**Provided records:**
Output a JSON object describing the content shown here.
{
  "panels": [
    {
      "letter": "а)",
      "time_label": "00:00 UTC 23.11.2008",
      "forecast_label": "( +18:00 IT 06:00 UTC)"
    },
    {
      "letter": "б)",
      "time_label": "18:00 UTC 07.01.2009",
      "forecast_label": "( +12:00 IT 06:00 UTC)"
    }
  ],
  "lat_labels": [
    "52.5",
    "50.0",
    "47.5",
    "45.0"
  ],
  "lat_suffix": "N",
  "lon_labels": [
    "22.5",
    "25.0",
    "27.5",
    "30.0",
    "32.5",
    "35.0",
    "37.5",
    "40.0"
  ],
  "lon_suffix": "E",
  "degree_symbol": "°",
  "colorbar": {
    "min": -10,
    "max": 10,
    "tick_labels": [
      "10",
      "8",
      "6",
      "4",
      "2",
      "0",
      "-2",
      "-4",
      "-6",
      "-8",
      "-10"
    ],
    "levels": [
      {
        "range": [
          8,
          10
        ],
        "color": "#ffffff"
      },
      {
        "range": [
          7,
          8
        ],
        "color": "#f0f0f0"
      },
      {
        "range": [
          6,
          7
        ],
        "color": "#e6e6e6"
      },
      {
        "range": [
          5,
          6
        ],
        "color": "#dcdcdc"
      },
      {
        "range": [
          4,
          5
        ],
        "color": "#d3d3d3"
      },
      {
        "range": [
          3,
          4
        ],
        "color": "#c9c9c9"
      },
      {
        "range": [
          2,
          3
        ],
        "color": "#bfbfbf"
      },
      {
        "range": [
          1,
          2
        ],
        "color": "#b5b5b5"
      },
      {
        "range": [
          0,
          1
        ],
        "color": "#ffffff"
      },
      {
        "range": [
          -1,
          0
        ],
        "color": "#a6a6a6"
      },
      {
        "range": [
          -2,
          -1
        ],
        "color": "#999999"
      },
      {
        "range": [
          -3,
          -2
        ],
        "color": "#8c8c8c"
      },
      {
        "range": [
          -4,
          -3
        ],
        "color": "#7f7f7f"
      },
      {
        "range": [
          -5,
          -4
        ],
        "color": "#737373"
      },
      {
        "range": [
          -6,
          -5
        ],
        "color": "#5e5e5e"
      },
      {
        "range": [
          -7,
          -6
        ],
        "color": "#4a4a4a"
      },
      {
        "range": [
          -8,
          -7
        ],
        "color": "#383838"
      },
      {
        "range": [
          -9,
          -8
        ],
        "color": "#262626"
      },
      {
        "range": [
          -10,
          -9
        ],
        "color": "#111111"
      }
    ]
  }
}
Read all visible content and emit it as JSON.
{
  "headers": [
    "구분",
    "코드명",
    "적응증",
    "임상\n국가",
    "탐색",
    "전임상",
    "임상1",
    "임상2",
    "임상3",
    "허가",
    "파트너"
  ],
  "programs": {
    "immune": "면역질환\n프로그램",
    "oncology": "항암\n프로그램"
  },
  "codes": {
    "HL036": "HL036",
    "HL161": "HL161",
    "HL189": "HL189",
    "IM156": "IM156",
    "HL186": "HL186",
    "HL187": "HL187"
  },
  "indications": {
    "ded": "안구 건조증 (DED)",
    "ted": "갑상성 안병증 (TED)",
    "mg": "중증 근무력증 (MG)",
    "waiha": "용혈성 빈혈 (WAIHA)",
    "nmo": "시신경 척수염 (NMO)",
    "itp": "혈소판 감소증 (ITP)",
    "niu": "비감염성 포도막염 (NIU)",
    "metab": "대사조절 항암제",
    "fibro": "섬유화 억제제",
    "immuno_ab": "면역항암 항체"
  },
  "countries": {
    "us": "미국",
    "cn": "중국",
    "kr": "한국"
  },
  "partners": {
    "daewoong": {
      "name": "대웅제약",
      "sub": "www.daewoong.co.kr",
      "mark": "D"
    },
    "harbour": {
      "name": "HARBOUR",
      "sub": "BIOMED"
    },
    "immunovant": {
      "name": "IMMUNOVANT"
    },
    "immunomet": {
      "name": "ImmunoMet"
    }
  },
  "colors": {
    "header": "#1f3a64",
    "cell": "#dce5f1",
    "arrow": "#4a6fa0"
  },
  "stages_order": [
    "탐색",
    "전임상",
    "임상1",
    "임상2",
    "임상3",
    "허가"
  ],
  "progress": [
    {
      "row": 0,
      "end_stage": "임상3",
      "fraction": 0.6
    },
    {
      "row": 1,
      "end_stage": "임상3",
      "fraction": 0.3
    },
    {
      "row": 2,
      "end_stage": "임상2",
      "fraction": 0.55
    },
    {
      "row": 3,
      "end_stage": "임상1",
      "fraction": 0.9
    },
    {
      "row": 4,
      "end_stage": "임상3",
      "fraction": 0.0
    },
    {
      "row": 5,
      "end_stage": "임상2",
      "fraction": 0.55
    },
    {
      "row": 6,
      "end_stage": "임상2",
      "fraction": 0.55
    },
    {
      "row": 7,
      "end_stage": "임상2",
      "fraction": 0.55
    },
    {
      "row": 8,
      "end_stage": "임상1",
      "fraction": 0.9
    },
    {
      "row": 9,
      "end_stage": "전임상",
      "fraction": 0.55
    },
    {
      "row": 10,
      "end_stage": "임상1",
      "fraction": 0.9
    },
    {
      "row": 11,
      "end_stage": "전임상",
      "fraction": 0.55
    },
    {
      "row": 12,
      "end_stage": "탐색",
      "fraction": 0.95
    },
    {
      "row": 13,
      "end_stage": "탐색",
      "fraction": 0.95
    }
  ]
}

**Work required:** Reproduce every line of the material above exactly.

**The answer:**
Output a JSON object describing the content shown here.
{
  "panels": [
    {
      "letter": "а)",
      "time_label": "00:00 UTC 23.11.2008",
      "forecast_label": "( +18:00 IT 06:00 UTC)"
    },
    {
      "letter": "б)",
      "time_label": "18:00 UTC 07.01.2009",
      "forecast_label": "( +12:00 IT 06:00 UTC)"
    }
  ],
  "lat_labels": [
    "52.5",
    "50.0",
    "47.5",
    "45.0"
  ],
  "lat_suffix": "N",
  "lon_labels": [
    "22.5",
    "25.0",
    "27.5",
    "30.0",
    "32.5",
    "35.0",
    "37.5",
    "40.0"
  ],
  "lon_suffix": "E",
  "degree_symbol": "°",
  "colorbar": {
    "min": -10,
    "max": 10,
    "tick_labels": [
      "10",
      "8",
      "6",
      "4",
      "2",
      "0",
      "-2",
      "-4",
      "-6",
      "-8",
      "-10"
    ],
    "levels": [
      {
        "range": [
          8,
          10
        ],
        "color": "#ffffff"
      },
      {
        "range": [
          7,
          8
        ],
        "color": "#f0f0f0"
      },
      {
        "range": [
          6,
          7
        ],
        "color": "#e6e6e6"
      },
      {
        "range": [
          5,
          6
        ],
        "color": "#dcdcdc"
      },
      {
        "range": [
          4,
          5
        ],
        "color": "#d3d3d3"
      },
      {
        "range": [
          3,
          4
        ],
        "color": "#c9c9c9"
      },
      {
        "range": [
          2,
          3
        ],
        "color": "#bfbfbf"
      },
      {
        "range": [
          1,
          2
        ],
        "color": "#b5b5b5"
      },
      {
        "range": [
          0,
          1
        ],
        "color": "#ffffff"
      },
      {
        "range": [
          -1,
          0
        ],
        "color": "#a6a6a6"
      },
      {
        "range": [
          -2,
          -1
        ],
        "color": "#999999"
      },
      {
        "range": [
          -3,
          -2
        ],
        "color": "#8c8c8c"
      },
      {
        "range": [
          -4,
          -3
        ],
        "color": "#7f7f7f"
      },
      {
        "range": [
          -5,
          -4
        ],
        "color": "#737373"
      },
      {
        "range": [
          -6,
          -5
        ],
        "color": "#5e5e5e"
      },
      {
        "range": [
          -7,
          -6
        ],
        "color": "#4a4a4a"
      },
      {
        "range": [
          -8,
          -7
        ],
        "color": "#383838"
      },
      {
        "range": [
          -9,
          -8
        ],
        "color": "#262626"
      },
      {
        "range": [
          -10,
          -9
        ],
        "color": "#111111"
      }
    ]
  }
}
Read all visible content and emit it as JSON.
{
  "headers": [
    "구분",
    "코드명",
    "적응증",
    "임상\n국가",
    "탐색",
    "전임상",
    "임상1",
    "임상2",
    "임상3",
    "허가",
    "파트너"
  ],
  "programs": {
    "immune": "면역질환\n프로그램",
    "oncology": "항암\n프로그램"
  },
  "codes": {
    "HL036": "HL036",
    "HL161": "HL161",
    "HL189": "HL189",
    "IM156": "IM156",
    "HL186": "HL186",
    "HL187": "HL187"
  },
  "indications": {
    "ded": "안구 건조증 (DED)",
    "ted": "갑상성 안병증 (TED)",
    "mg": "중증 근무력증 (MG)",
    "waiha": "용혈성 빈혈 (WAIHA)",
    "nmo": "시신경 척수염 (NMO)",
    "itp": "혈소판 감소증 (ITP)",
    "niu": "비감염성 포도막염 (NIU)",
    "metab": "대사조절 항암제",
    "fibro": "섬유화 억제제",
    "immuno_ab": "면역항암 항체"
  },
  "countries": {
    "us": "미국",
    "cn": "중국",
    "kr": "한국"
  },
  "partners": {
    "daewoong": {
      "name": "대웅제약",
      "sub": "www.daewoong.co.kr",
      "mark": "D"
    },
    "harbour": {
      "name": "HARBOUR",
      "sub": "BIOMED"
    },
    "immunovant": {
      "name": "IMMUNOVANT"
    },
    "immunomet": {
      "name": "ImmunoMet"
    }
  },
  "colors": {
    "header": "#1f3a64",
    "cell": "#dce5f1",
    "arrow": "#4a6fa0"
  },
  "stages_order": [
    "탐색",
    "전임상",
    "임상1",
    "임상2",
    "임상3",
    "허가"
  ],
  "progress": [
    {
      "row": 0,
      "end_stage": "임상3",
      "fraction": 0.6
    },
    {
      "row": 1,
      "end_stage": "임상3",
      "fraction": 0.3
    },
    {
      "row": 2,
      "end_stage": "임상2",
      "fraction": 0.55
    },
    {
      "row": 3,
      "end_stage": "임상1",
      "fraction": 0.9
    },
    {
      "row": 4,
      "end_stage": "임상3",
      "fraction": 0.0
    },
    {
      "row": 5,
      "end_stage": "임상2",
      "fraction": 0.55
    },
    {
      "row": 6,
      "end_stage": "임상2",
      "fraction": 0.55
    },
    {
      "row": 7,
      "end_stage": "임상2",
      "fraction": 0.55
    },
    {
      "row": 8,
      "end_stage": "임상1",
      "fraction": 0.9
    },
    {
      "row": 9,
      "end_stage": "전임상",
      "fraction": 0.55
    },
    {
      "row": 10,
      "end_stage": "임상1",
      "fraction": 0.9
    },
    {
      "row": 11,
      "end_stage": "전임상",
      "fraction": 0.55
    },
    {
      "row": 12,
      "end_stage": "탐색",
      "fraction": 0.95
    },
    {
      "row": 13,
      "end_stage": "탐색",
      "fraction": 0.95
    }
  ]
}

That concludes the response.